* _Stored records_:
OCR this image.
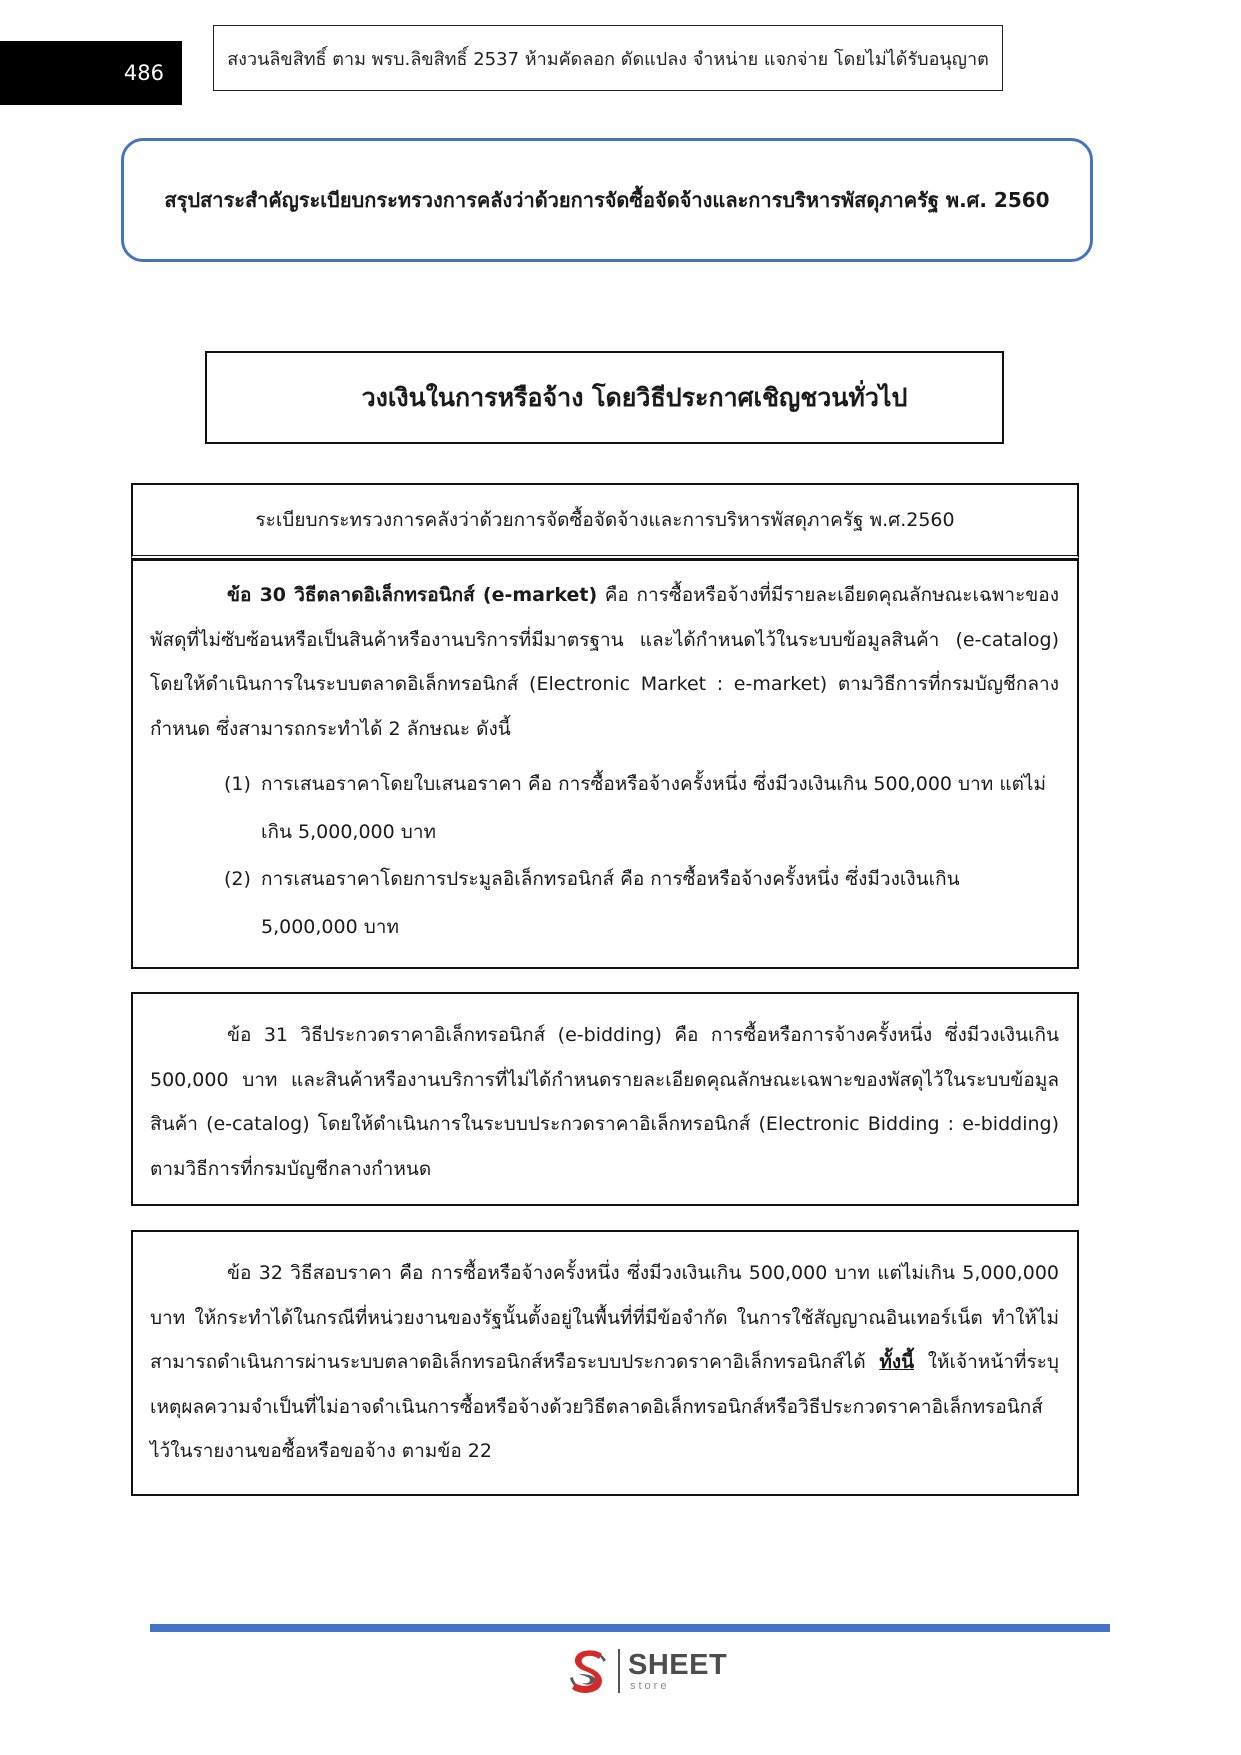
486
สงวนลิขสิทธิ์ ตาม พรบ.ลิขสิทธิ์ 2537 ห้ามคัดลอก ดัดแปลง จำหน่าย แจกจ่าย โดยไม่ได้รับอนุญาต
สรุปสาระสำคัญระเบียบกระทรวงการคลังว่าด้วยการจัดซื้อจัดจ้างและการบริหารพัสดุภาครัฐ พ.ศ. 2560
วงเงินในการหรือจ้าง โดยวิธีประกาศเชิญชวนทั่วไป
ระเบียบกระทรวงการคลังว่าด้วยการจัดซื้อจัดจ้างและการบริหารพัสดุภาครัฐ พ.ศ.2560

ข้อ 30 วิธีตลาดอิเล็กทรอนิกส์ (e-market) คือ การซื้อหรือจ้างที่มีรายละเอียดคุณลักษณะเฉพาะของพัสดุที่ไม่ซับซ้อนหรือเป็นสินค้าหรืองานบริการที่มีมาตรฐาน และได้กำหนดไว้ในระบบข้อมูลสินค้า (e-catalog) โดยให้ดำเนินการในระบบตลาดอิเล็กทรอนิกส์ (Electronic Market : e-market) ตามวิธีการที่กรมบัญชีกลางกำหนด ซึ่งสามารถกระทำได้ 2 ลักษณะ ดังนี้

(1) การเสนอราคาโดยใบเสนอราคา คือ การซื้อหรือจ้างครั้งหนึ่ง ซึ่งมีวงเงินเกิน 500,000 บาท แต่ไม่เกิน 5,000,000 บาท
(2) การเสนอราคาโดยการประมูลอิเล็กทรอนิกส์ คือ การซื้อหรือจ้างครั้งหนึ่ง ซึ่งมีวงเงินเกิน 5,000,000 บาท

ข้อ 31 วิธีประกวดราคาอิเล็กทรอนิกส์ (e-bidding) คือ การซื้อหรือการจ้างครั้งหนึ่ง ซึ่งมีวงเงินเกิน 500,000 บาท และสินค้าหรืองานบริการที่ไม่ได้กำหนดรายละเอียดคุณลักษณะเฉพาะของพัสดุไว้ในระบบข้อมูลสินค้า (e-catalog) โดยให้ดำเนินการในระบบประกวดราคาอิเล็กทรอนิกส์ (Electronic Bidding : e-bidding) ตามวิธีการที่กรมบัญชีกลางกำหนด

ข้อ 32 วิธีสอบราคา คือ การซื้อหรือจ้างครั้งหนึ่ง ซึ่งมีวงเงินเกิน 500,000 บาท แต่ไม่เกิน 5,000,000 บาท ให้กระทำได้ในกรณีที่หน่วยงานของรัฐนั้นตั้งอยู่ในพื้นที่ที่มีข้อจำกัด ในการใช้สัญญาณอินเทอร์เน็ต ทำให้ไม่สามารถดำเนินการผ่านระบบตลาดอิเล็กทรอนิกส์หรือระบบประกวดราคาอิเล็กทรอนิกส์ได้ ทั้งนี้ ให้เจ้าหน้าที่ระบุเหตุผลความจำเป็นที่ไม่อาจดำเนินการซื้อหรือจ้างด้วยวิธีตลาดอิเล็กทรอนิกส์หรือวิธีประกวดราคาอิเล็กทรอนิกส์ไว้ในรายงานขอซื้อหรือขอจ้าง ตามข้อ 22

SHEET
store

* _What to produce_: Repeat the data exactly, excluding the pictures.

* _Answer_:
OCR this image.
486
สงวนลิขสิทธิ์ ตาม พรบ.ลิขสิทธิ์ 2537 ห้ามคัดลอก ดัดแปลง จำหน่าย แจกจ่าย โดยไม่ได้รับอนุญาต
สรุปสาระสำคัญระเบียบกระทรวงการคลังว่าด้วยการจัดซื้อจัดจ้างและการบริหารพัสดุภาครัฐ พ.ศ. 2560
วงเงินในการหรือจ้าง โดยวิธีประกาศเชิญชวนทั่วไป
ระเบียบกระทรวงการคลังว่าด้วยการจัดซื้อจัดจ้างและการบริหารพัสดุภาครัฐ พ.ศ.2560

ข้อ 30 วิธีตลาดอิเล็กทรอนิกส์ (e-market) คือ การซื้อหรือจ้างที่มีรายละเอียดคุณลักษณะเฉพาะของพัสดุที่ไม่ซับซ้อนหรือเป็นสินค้าหรืองานบริการที่มีมาตรฐาน และได้กำหนดไว้ในระบบข้อมูลสินค้า (e-catalog) โดยให้ดำเนินการในระบบตลาดอิเล็กทรอนิกส์ (Electronic Market : e-market) ตามวิธีการที่กรมบัญชีกลางกำหนด ซึ่งสามารถกระทำได้ 2 ลักษณะ ดังนี้

(1) การเสนอราคาโดยใบเสนอราคา คือ การซื้อหรือจ้างครั้งหนึ่ง ซึ่งมีวงเงินเกิน 500,000 บาท แต่ไม่เกิน 5,000,000 บาท
(2) การเสนอราคาโดยการประมูลอิเล็กทรอนิกส์ คือ การซื้อหรือจ้างครั้งหนึ่ง ซึ่งมีวงเงินเกิน 5,000,000 บาท

ข้อ 31 วิธีประกวดราคาอิเล็กทรอนิกส์ (e-bidding) คือ การซื้อหรือการจ้างครั้งหนึ่ง ซึ่งมีวงเงินเกิน 500,000 บาท และสินค้าหรืองานบริการที่ไม่ได้กำหนดรายละเอียดคุณลักษณะเฉพาะของพัสดุไว้ในระบบข้อมูลสินค้า (e-catalog) โดยให้ดำเนินการในระบบประกวดราคาอิเล็กทรอนิกส์ (Electronic Bidding : e-bidding) ตามวิธีการที่กรมบัญชีกลางกำหนด

ข้อ 32 วิธีสอบราคา คือ การซื้อหรือจ้างครั้งหนึ่ง ซึ่งมีวงเงินเกิน 500,000 บาท แต่ไม่เกิน 5,000,000 บาท ให้กระทำได้ในกรณีที่หน่วยงานของรัฐนั้นตั้งอยู่ในพื้นที่ที่มีข้อจำกัด ในการใช้สัญญาณอินเทอร์เน็ต ทำให้ไม่สามารถดำเนินการผ่านระบบตลาดอิเล็กทรอนิกส์หรือระบบประกวดราคาอิเล็กทรอนิกส์ได้ ทั้งนี้ ให้เจ้าหน้าที่ระบุเหตุผลความจำเป็นที่ไม่อาจดำเนินการซื้อหรือจ้างด้วยวิธีตลาดอิเล็กทรอนิกส์หรือวิธีประกวดราคาอิเล็กทรอนิกส์ไว้ในรายงานขอซื้อหรือขอจ้าง ตามข้อ 22

SHEET
store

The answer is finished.